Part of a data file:

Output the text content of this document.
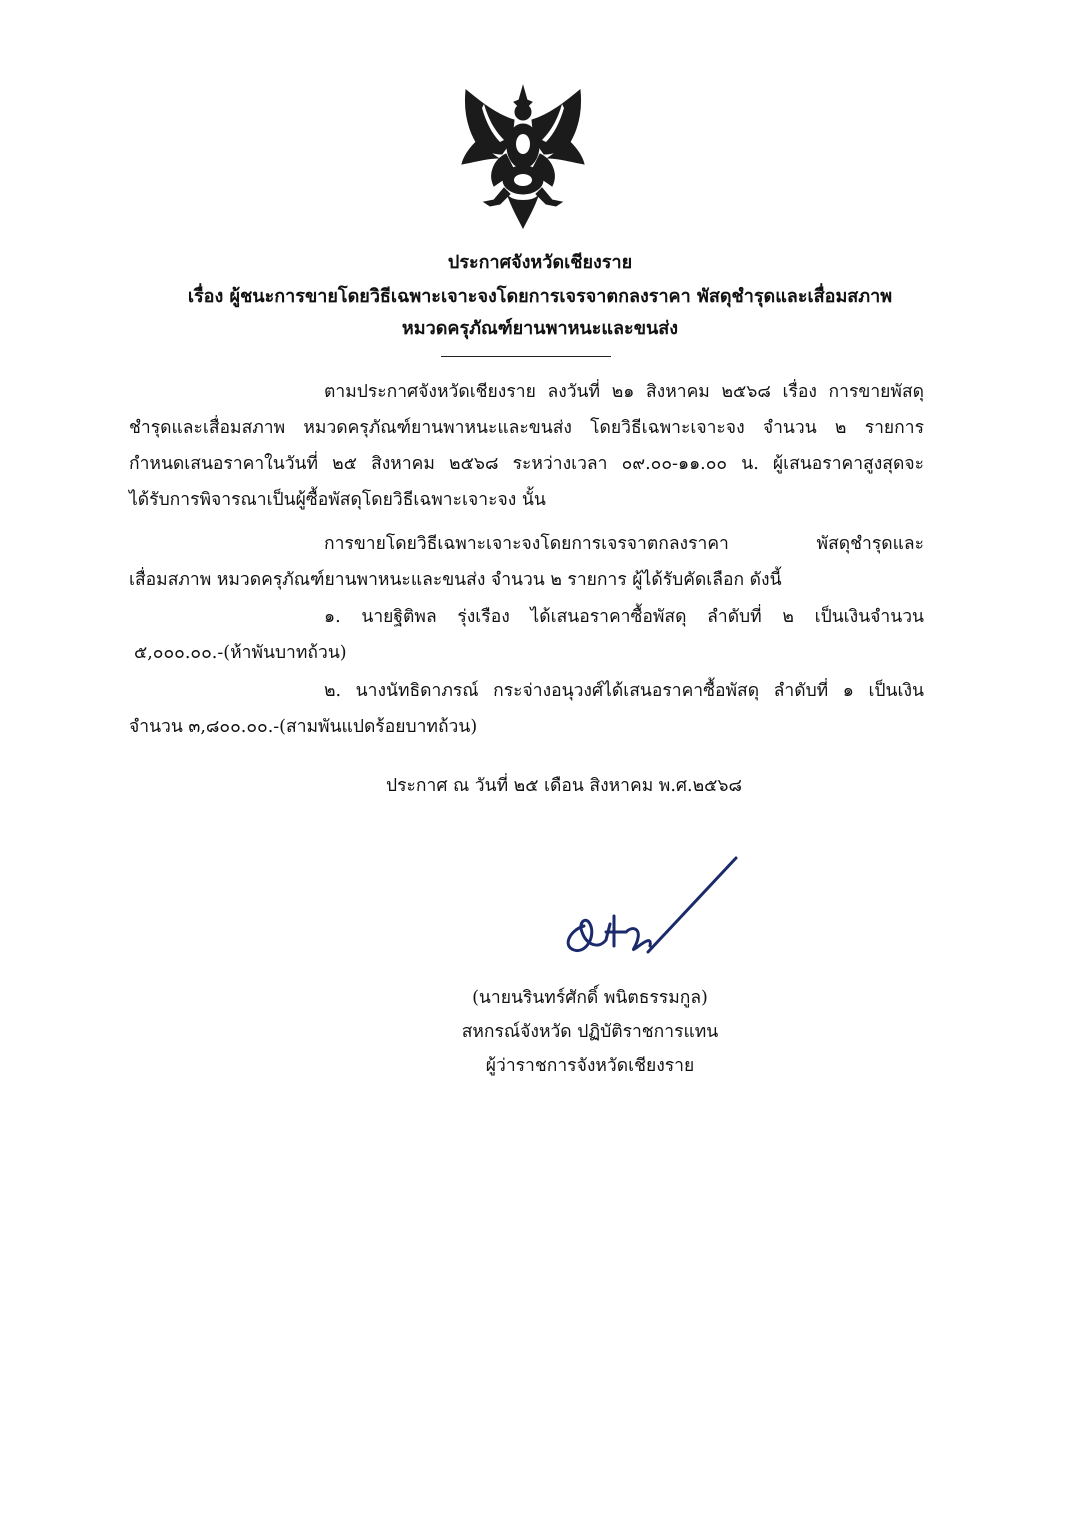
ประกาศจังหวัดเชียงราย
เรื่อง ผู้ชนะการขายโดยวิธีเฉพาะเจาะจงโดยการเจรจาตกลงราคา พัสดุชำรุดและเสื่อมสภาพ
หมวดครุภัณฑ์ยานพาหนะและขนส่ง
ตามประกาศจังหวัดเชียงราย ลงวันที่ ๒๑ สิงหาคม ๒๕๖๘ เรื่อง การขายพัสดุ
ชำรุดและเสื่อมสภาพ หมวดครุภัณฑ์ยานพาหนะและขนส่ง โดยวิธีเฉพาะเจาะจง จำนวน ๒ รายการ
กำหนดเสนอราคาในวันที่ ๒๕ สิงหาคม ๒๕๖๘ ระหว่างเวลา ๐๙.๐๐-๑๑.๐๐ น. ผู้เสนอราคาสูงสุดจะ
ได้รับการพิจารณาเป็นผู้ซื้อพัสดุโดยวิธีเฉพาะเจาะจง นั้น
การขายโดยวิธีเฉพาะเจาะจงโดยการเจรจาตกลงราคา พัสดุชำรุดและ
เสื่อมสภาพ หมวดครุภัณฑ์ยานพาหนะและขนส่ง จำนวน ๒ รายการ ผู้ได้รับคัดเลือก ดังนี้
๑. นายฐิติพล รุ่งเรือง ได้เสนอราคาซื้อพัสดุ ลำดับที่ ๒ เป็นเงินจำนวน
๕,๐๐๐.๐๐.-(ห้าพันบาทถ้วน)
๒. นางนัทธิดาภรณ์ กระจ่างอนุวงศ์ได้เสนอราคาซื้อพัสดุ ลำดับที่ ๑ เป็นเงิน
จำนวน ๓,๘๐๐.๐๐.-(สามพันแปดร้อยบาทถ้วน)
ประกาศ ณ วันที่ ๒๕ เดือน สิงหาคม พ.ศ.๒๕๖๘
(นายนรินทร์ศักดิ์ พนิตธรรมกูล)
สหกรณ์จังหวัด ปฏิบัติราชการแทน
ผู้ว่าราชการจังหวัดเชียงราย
* * *
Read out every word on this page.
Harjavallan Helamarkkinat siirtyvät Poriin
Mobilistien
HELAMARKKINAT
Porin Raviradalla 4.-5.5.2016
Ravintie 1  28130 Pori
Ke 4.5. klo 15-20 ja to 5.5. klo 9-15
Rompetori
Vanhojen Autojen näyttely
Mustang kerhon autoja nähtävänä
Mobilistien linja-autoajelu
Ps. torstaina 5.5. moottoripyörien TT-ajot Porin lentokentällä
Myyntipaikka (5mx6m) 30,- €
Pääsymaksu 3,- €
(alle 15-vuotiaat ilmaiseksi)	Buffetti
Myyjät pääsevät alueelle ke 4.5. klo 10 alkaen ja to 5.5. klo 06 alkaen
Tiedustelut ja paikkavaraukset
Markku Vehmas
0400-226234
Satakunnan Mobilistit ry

Stated task: Return all the lines that contain the string "งหาคม".

Completed exercise:
ตามประกาศจังหวัดเชียงราย ลงวันที่ ๒๑ สิงหาคม ๒๕๖๘ เรื่อง การขายพัสดุ
กำหนดเสนอราคาในวันที่ ๒๕ สิงหาคม ๒๕๖๘ ระหว่างเวลา ๐๙.๐๐-๑๑.๐๐ น. ผู้เสนอราคาสูงสุดจะ
ประกาศ ณ วันที่ ๒๕ เดือน สิงหาคม พ.ศ.๒๕๖๘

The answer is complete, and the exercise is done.